- [THE TASK] Return the whole listing, keeping every character the same.

- [MATERIAL PROVIDED]

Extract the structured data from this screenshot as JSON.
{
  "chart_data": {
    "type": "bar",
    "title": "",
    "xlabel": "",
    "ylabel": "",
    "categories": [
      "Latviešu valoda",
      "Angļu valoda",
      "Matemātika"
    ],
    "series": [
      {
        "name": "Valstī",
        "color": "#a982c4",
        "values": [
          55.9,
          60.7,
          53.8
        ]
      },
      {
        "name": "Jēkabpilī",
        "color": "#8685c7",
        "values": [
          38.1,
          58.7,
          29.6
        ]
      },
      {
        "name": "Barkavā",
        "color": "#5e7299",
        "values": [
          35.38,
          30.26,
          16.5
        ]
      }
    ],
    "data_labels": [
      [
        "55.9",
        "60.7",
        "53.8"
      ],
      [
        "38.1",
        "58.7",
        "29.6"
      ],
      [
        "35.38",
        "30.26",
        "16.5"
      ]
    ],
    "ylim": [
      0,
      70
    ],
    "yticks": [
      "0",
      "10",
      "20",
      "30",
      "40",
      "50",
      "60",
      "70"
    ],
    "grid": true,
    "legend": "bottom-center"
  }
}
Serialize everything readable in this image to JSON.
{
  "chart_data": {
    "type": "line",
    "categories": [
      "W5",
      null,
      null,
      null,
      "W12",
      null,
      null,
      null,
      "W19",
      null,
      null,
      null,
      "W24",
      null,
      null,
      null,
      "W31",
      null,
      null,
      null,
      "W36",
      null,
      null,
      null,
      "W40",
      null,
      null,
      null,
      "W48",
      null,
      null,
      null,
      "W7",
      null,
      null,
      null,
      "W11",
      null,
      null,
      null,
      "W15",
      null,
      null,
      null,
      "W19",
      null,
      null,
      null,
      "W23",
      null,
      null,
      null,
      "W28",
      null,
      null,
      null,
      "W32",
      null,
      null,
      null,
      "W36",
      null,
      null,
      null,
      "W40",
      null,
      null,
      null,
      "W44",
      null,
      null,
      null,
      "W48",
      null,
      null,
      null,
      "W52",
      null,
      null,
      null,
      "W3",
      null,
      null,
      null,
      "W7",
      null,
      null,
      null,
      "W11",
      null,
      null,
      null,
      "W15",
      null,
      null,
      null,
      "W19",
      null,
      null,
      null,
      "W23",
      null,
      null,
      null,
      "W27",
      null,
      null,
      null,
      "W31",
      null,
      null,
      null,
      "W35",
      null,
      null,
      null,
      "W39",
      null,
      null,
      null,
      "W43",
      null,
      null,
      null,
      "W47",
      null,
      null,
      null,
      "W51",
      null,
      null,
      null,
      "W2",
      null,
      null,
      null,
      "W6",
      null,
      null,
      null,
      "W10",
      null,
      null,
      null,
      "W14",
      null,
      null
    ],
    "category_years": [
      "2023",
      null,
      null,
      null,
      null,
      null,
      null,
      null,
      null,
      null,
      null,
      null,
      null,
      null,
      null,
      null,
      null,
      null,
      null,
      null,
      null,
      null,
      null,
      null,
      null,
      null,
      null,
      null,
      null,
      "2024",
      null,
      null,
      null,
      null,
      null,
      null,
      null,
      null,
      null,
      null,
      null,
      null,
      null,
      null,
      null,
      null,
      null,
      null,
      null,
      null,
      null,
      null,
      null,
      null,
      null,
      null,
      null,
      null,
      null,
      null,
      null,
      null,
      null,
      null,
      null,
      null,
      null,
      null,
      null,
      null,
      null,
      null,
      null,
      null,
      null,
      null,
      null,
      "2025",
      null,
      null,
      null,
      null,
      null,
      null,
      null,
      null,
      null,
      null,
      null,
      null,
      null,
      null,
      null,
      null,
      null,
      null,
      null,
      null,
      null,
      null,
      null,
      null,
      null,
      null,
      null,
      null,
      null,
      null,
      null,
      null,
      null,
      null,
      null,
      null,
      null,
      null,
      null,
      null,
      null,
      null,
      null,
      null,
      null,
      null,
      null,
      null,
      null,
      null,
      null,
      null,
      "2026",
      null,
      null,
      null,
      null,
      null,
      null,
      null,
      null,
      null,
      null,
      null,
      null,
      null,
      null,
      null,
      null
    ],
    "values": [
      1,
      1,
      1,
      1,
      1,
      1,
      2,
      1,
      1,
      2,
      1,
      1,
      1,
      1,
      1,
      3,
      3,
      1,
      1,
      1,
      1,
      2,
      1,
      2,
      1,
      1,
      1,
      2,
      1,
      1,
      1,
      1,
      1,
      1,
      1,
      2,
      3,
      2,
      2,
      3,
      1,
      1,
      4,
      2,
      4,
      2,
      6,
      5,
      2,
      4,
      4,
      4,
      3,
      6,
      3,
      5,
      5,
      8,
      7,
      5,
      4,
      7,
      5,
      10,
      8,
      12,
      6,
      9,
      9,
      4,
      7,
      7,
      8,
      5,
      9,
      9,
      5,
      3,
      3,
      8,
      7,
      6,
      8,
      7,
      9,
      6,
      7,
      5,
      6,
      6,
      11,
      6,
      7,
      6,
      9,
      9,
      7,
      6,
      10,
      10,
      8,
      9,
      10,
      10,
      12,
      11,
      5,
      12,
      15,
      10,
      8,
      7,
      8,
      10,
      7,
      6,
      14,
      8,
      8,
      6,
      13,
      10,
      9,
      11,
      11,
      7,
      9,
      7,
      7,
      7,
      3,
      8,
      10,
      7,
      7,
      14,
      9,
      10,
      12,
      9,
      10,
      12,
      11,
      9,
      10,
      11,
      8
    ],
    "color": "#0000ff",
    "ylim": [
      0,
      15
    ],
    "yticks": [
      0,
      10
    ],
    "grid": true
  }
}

- [FULL SOLUTION]
Extract the structured data from this screenshot as JSON.
{
  "chart_data": {
    "type": "bar",
    "title": "",
    "xlabel": "",
    "ylabel": "",
    "categories": [
      "Latviešu valoda",
      "Angļu valoda",
      "Matemātika"
    ],
    "series": [
      {
        "name": "Valstī",
        "color": "#a982c4",
        "values": [
          55.9,
          60.7,
          53.8
        ]
      },
      {
        "name": "Jēkabpilī",
        "color": "#8685c7",
        "values": [
          38.1,
          58.7,
          29.6
        ]
      },
      {
        "name": "Barkavā",
        "color": "#5e7299",
        "values": [
          35.38,
          30.26,
          16.5
        ]
      }
    ],
    "data_labels": [
      [
        "55.9",
        "60.7",
        "53.8"
      ],
      [
        "38.1",
        "58.7",
        "29.6"
      ],
      [
        "35.38",
        "30.26",
        "16.5"
      ]
    ],
    "ylim": [
      0,
      70
    ],
    "yticks": [
      "0",
      "10",
      "20",
      "30",
      "40",
      "50",
      "60",
      "70"
    ],
    "grid": true,
    "legend": "bottom-center"
  }
}
Serialize everything readable in this image to JSON.
{
  "chart_data": {
    "type": "line",
    "categories": [
      "W5",
      null,
      null,
      null,
      "W12",
      null,
      null,
      null,
      "W19",
      null,
      null,
      null,
      "W24",
      null,
      null,
      null,
      "W31",
      null,
      null,
      null,
      "W36",
      null,
      null,
      null,
      "W40",
      null,
      null,
      null,
      "W48",
      null,
      null,
      null,
      "W7",
      null,
      null,
      null,
      "W11",
      null,
      null,
      null,
      "W15",
      null,
      null,
      null,
      "W19",
      null,
      null,
      null,
      "W23",
      null,
      null,
      null,
      "W28",
      null,
      null,
      null,
      "W32",
      null,
      null,
      null,
      "W36",
      null,
      null,
      null,
      "W40",
      null,
      null,
      null,
      "W44",
      null,
      null,
      null,
      "W48",
      null,
      null,
      null,
      "W52",
      null,
      null,
      null,
      "W3",
      null,
      null,
      null,
      "W7",
      null,
      null,
      null,
      "W11",
      null,
      null,
      null,
      "W15",
      null,
      null,
      null,
      "W19",
      null,
      null,
      null,
      "W23",
      null,
      null,
      null,
      "W27",
      null,
      null,
      null,
      "W31",
      null,
      null,
      null,
      "W35",
      null,
      null,
      null,
      "W39",
      null,
      null,
      null,
      "W43",
      null,
      null,
      null,
      "W47",
      null,
      null,
      null,
      "W51",
      null,
      null,
      null,
      "W2",
      null,
      null,
      null,
      "W6",
      null,
      null,
      null,
      "W10",
      null,
      null,
      null,
      "W14",
      null,
      null
    ],
    "category_years": [
      "2023",
      null,
      null,
      null,
      null,
      null,
      null,
      null,
      null,
      null,
      null,
      null,
      null,
      null,
      null,
      null,
      null,
      null,
      null,
      null,
      null,
      null,
      null,
      null,
      null,
      null,
      null,
      null,
      null,
      "2024",
      null,
      null,
      null,
      null,
      null,
      null,
      null,
      null,
      null,
      null,
      null,
      null,
      null,
      null,
      null,
      null,
      null,
      null,
      null,
      null,
      null,
      null,
      null,
      null,
      null,
      null,
      null,
      null,
      null,
      null,
      null,
      null,
      null,
      null,
      null,
      null,
      null,
      null,
      null,
      null,
      null,
      null,
      null,
      null,
      null,
      null,
      null,
      "2025",
      null,
      null,
      null,
      null,
      null,
      null,
      null,
      null,
      null,
      null,
      null,
      null,
      null,
      null,
      null,
      null,
      null,
      null,
      null,
      null,
      null,
      null,
      null,
      null,
      null,
      null,
      null,
      null,
      null,
      null,
      null,
      null,
      null,
      null,
      null,
      null,
      null,
      null,
      null,
      null,
      null,
      null,
      null,
      null,
      null,
      null,
      null,
      null,
      null,
      null,
      null,
      null,
      "2026",
      null,
      null,
      null,
      null,
      null,
      null,
      null,
      null,
      null,
      null,
      null,
      null,
      null,
      null,
      null,
      null
    ],
    "values": [
      1,
      1,
      1,
      1,
      1,
      1,
      2,
      1,
      1,
      2,
      1,
      1,
      1,
      1,
      1,
      3,
      3,
      1,
      1,
      1,
      1,
      2,
      1,
      2,
      1,
      1,
      1,
      2,
      1,
      1,
      1,
      1,
      1,
      1,
      1,
      2,
      3,
      2,
      2,
      3,
      1,
      1,
      4,
      2,
      4,
      2,
      6,
      5,
      2,
      4,
      4,
      4,
      3,
      6,
      3,
      5,
      5,
      8,
      7,
      5,
      4,
      7,
      5,
      10,
      8,
      12,
      6,
      9,
      9,
      4,
      7,
      7,
      8,
      5,
      9,
      9,
      5,
      3,
      3,
      8,
      7,
      6,
      8,
      7,
      9,
      6,
      7,
      5,
      6,
      6,
      11,
      6,
      7,
      6,
      9,
      9,
      7,
      6,
      10,
      10,
      8,
      9,
      10,
      10,
      12,
      11,
      5,
      12,
      15,
      10,
      8,
      7,
      8,
      10,
      7,
      6,
      14,
      8,
      8,
      6,
      13,
      10,
      9,
      11,
      11,
      7,
      9,
      7,
      7,
      7,
      3,
      8,
      10,
      7,
      7,
      14,
      9,
      10,
      12,
      9,
      10,
      12,
      11,
      9,
      10,
      11,
      8
    ],
    "color": "#0000ff",
    "ylim": [
      0,
      15
    ],
    "yticks": [
      0,
      10
    ],
    "grid": true
  }
}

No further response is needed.